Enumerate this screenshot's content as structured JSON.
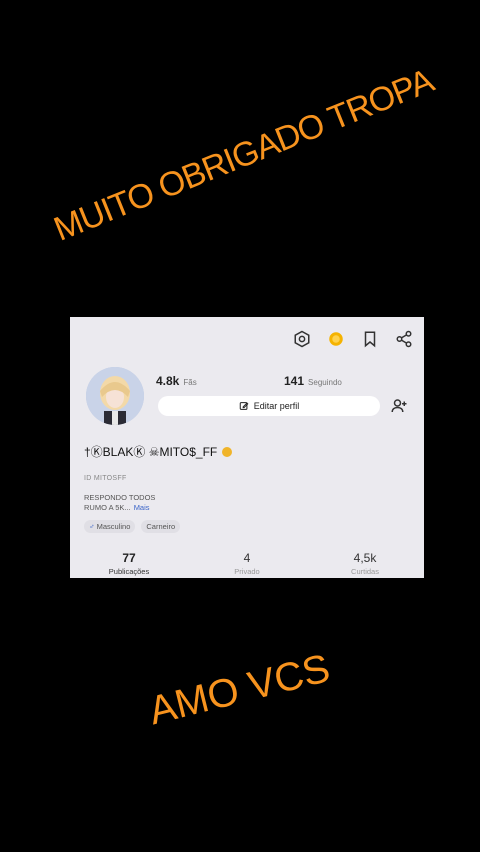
{
  "captions": {
    "top": "MUITO OBRIGADO TROPA",
    "bottom": "AMO VCS"
  },
  "colors": {
    "caption": "#f7931e",
    "card_bg": "#ebeaef",
    "accent": "#3a64c8"
  },
  "toolbar": {
    "icons": [
      "settings-icon",
      "coin-icon",
      "bookmark-icon",
      "share-icon"
    ]
  },
  "profile": {
    "fans_count": "4.8k",
    "fans_label": "Fãs",
    "following_count": "141",
    "following_label": "Seguindo",
    "edit_label": "Editar perfil",
    "username": "†ⓀBLAKⓀ ☠MITO$_FF",
    "user_id": "ID MITOSFF",
    "bio_line1": "RESPONDO TODOS",
    "bio_line2": "RUMO A 5K...",
    "more_label": "Mais",
    "tag_gender": "Masculino",
    "tag_sign": "Carneiro"
  },
  "stats": [
    {
      "value": "77",
      "label": "Publicações"
    },
    {
      "value": "4",
      "label": "Privado"
    },
    {
      "value": "4,5k",
      "label": "Curtidas"
    }
  ]
}
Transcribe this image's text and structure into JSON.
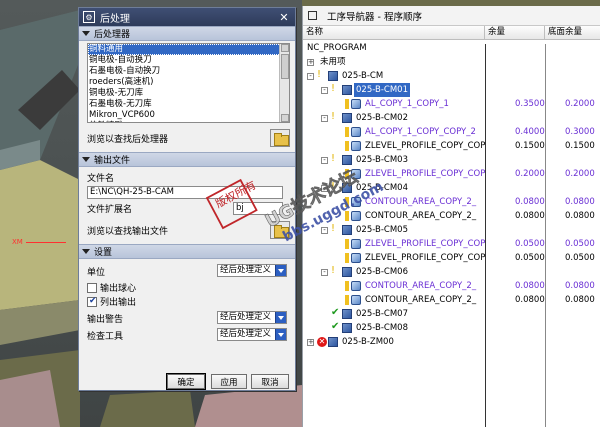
{
  "dialog": {
    "title": "后处理",
    "sections": {
      "postprocessor": "后处理器",
      "output_file": "输出文件",
      "settings": "设置"
    },
    "postprocessors": [
      {
        "label": "铜料通用",
        "selected": true
      },
      {
        "label": "铜电极-自动换刀",
        "selected": false
      },
      {
        "label": "石墨电极-自动换刀",
        "selected": false
      },
      {
        "label": "roeders(高速机)",
        "selected": false
      },
      {
        "label": "铜电极-无刀库",
        "selected": false
      },
      {
        "label": "石墨电极-无刀库",
        "selected": false
      },
      {
        "label": "Mikron_VCP600",
        "selected": false
      },
      {
        "label": "佳铁精雕",
        "selected": false
      }
    ],
    "browse_postprocessor": "浏览以查找后处理器",
    "file_name_label": "文件名",
    "file_name_value": "E:\\NC\\QH-25-B-CAM",
    "file_ext_label": "文件扩展名",
    "file_ext_value": "bj",
    "browse_output": "浏览以查找输出文件",
    "unit_label": "单位",
    "unit_value": "经后处理定义",
    "output_ball_center": "输出球心",
    "list_output": "列出输出",
    "output_warning_label": "输出警告",
    "output_warning_value": "经后处理定义",
    "inspect_tool_label": "检查工具",
    "inspect_tool_value": "经后处理定义",
    "ok": "确定",
    "apply": "应用",
    "cancel": "取消"
  },
  "viewport": {
    "axis_label": "XM"
  },
  "navigator": {
    "title": "工序导航器 - 程序顺序",
    "columns": [
      "名称",
      "余量",
      "底面余量"
    ],
    "root": "NC_PROGRAM",
    "rows": [
      {
        "name": "未用项",
        "purple": false,
        "stock": "",
        "floor": ""
      },
      {
        "name": "025-B-CM",
        "purple": false,
        "stock": "",
        "floor": ""
      },
      {
        "name": "025-B-CM01",
        "purple": false,
        "stock": "",
        "floor": ""
      },
      {
        "name": "AL_COPY_1_COPY_1",
        "purple": true,
        "stock": "0.3500",
        "floor": "0.2000"
      },
      {
        "name": "025-B-CM02",
        "purple": false,
        "stock": "",
        "floor": ""
      },
      {
        "name": "AL_COPY_1_COPY_COPY_2",
        "purple": true,
        "stock": "0.4000",
        "floor": "0.3000"
      },
      {
        "name": "ZLEVEL_PROFILE_COPY_COP",
        "purple": false,
        "stock": "0.1500",
        "floor": "0.1500"
      },
      {
        "name": "025-B-CM03",
        "purple": false,
        "stock": "",
        "floor": ""
      },
      {
        "name": "ZLEVEL_PROFILE_COPY_COP",
        "purple": true,
        "stock": "0.2000",
        "floor": "0.2000"
      },
      {
        "name": "025-B-CM04",
        "purple": false,
        "stock": "",
        "floor": ""
      },
      {
        "name": "CONTOUR_AREA_COPY_2_",
        "purple": true,
        "stock": "0.0800",
        "floor": "0.0800"
      },
      {
        "name": "CONTOUR_AREA_COPY_2_",
        "purple": false,
        "stock": "0.0800",
        "floor": "0.0800"
      },
      {
        "name": "025-B-CM05",
        "purple": false,
        "stock": "",
        "floor": ""
      },
      {
        "name": "ZLEVEL_PROFILE_COPY_COP",
        "purple": true,
        "stock": "0.0500",
        "floor": "0.0500"
      },
      {
        "name": "ZLEVEL_PROFILE_COPY_COP",
        "purple": false,
        "stock": "0.0500",
        "floor": "0.0500"
      },
      {
        "name": "025-B-CM06",
        "purple": false,
        "stock": "",
        "floor": ""
      },
      {
        "name": "CONTOUR_AREA_COPY_2_",
        "purple": true,
        "stock": "0.0800",
        "floor": "0.0800"
      },
      {
        "name": "CONTOUR_AREA_COPY_2_",
        "purple": false,
        "stock": "0.0800",
        "floor": "0.0800"
      },
      {
        "name": "025-B-CM07",
        "purple": false,
        "stock": "",
        "floor": ""
      },
      {
        "name": "025-B-CM08",
        "purple": false,
        "stock": "",
        "floor": ""
      },
      {
        "name": "025-B-ZM00",
        "purple": false,
        "stock": "",
        "floor": ""
      }
    ]
  },
  "watermark": {
    "line1": "UG技术论坛",
    "line2": "bbs.uggd.com",
    "stamp": "版权所有"
  }
}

● **Task requirements**
Copy the listing word for word, excluding its pictures.

● **Task result**
Enumerate this screenshot's content as structured JSON.
{
  "captions": {
    "top": "MUITO OBRIGADO TROPA",
    "bottom": "AMO VCS"
  },
  "colors": {
    "caption": "#f7931e",
    "card_bg": "#ebeaef",
    "accent": "#3a64c8"
  },
  "toolbar": {
    "icons": [
      "settings-icon",
      "coin-icon",
      "bookmark-icon",
      "share-icon"
    ]
  },
  "profile": {
    "fans_count": "4.8k",
    "fans_label": "Fãs",
    "following_count": "141",
    "following_label": "Seguindo",
    "edit_label": "Editar perfil",
    "username": "†ⓀBLAKⓀ ☠MITO$_FF",
    "user_id": "ID MITOSFF",
    "bio_line1": "RESPONDO TODOS",
    "bio_line2": "RUMO A 5K...",
    "more_label": "Mais",
    "tag_gender": "Masculino",
    "tag_sign": "Carneiro"
  },
  "stats": [
    {
      "value": "77",
      "label": "Publicações"
    },
    {
      "value": "4",
      "label": "Privado"
    },
    {
      "value": "4,5k",
      "label": "Curtidas"
    }
  ]
}
Transcribe this image's text and structure into JSON.
{
  "dialog": {
    "title": "后处理",
    "sections": {
      "postprocessor": "后处理器",
      "output_file": "输出文件",
      "settings": "设置"
    },
    "postprocessors": [
      {
        "label": "铜料通用",
        "selected": true
      },
      {
        "label": "铜电极-自动换刀",
        "selected": false
      },
      {
        "label": "石墨电极-自动换刀",
        "selected": false
      },
      {
        "label": "roeders(高速机)",
        "selected": false
      },
      {
        "label": "铜电极-无刀库",
        "selected": false
      },
      {
        "label": "石墨电极-无刀库",
        "selected": false
      },
      {
        "label": "Mikron_VCP600",
        "selected": false
      },
      {
        "label": "佳铁精雕",
        "selected": false
      }
    ],
    "browse_postprocessor": "浏览以查找后处理器",
    "file_name_label": "文件名",
    "file_name_value": "E:\\NC\\QH-25-B-CAM",
    "file_ext_label": "文件扩展名",
    "file_ext_value": "bj",
    "browse_output": "浏览以查找输出文件",
    "unit_label": "单位",
    "unit_value": "经后处理定义",
    "output_ball_center": "输出球心",
    "list_output": "列出输出",
    "output_warning_label": "输出警告",
    "output_warning_value": "经后处理定义",
    "inspect_tool_label": "检查工具",
    "inspect_tool_value": "经后处理定义",
    "ok": "确定",
    "apply": "应用",
    "cancel": "取消"
  },
  "viewport": {
    "axis_label": "XM"
  },
  "navigator": {
    "title": "工序导航器 - 程序顺序",
    "columns": [
      "名称",
      "余量",
      "底面余量"
    ],
    "root": "NC_PROGRAM",
    "rows": [
      {
        "name": "未用项",
        "purple": false,
        "stock": "",
        "floor": ""
      },
      {
        "name": "025-B-CM",
        "purple": false,
        "stock": "",
        "floor": ""
      },
      {
        "name": "025-B-CM01",
        "purple": false,
        "stock": "",
        "floor": ""
      },
      {
        "name": "AL_COPY_1_COPY_1",
        "purple": true,
        "stock": "0.3500",
        "floor": "0.2000"
      },
      {
        "name": "025-B-CM02",
        "purple": false,
        "stock": "",
        "floor": ""
      },
      {
        "name": "AL_COPY_1_COPY_COPY_2",
        "purple": true,
        "stock": "0.4000",
        "floor": "0.3000"
      },
      {
        "name": "ZLEVEL_PROFILE_COPY_COP",
        "purple": false,
        "stock": "0.1500",
        "floor": "0.1500"
      },
      {
        "name": "025-B-CM03",
        "purple": false,
        "stock": "",
        "floor": ""
      },
      {
        "name": "ZLEVEL_PROFILE_COPY_COP",
        "purple": true,
        "stock": "0.2000",
        "floor": "0.2000"
      },
      {
        "name": "025-B-CM04",
        "purple": false,
        "stock": "",
        "floor": ""
      },
      {
        "name": "CONTOUR_AREA_COPY_2_",
        "purple": true,
        "stock": "0.0800",
        "floor": "0.0800"
      },
      {
        "name": "CONTOUR_AREA_COPY_2_",
        "purple": false,
        "stock": "0.0800",
        "floor": "0.0800"
      },
      {
        "name": "025-B-CM05",
        "purple": false,
        "stock": "",
        "floor": ""
      },
      {
        "name": "ZLEVEL_PROFILE_COPY_COP",
        "purple": true,
        "stock": "0.0500",
        "floor": "0.0500"
      },
      {
        "name": "ZLEVEL_PROFILE_COPY_COP",
        "purple": false,
        "stock": "0.0500",
        "floor": "0.0500"
      },
      {
        "name": "025-B-CM06",
        "purple": false,
        "stock": "",
        "floor": ""
      },
      {
        "name": "CONTOUR_AREA_COPY_2_",
        "purple": true,
        "stock": "0.0800",
        "floor": "0.0800"
      },
      {
        "name": "CONTOUR_AREA_COPY_2_",
        "purple": false,
        "stock": "0.0800",
        "floor": "0.0800"
      },
      {
        "name": "025-B-CM07",
        "purple": false,
        "stock": "",
        "floor": ""
      },
      {
        "name": "025-B-CM08",
        "purple": false,
        "stock": "",
        "floor": ""
      },
      {
        "name": "025-B-ZM00",
        "purple": false,
        "stock": "",
        "floor": ""
      }
    ]
  },
  "watermark": {
    "line1": "UG技术论坛",
    "line2": "bbs.uggd.com",
    "stamp": "版权所有"
  }
}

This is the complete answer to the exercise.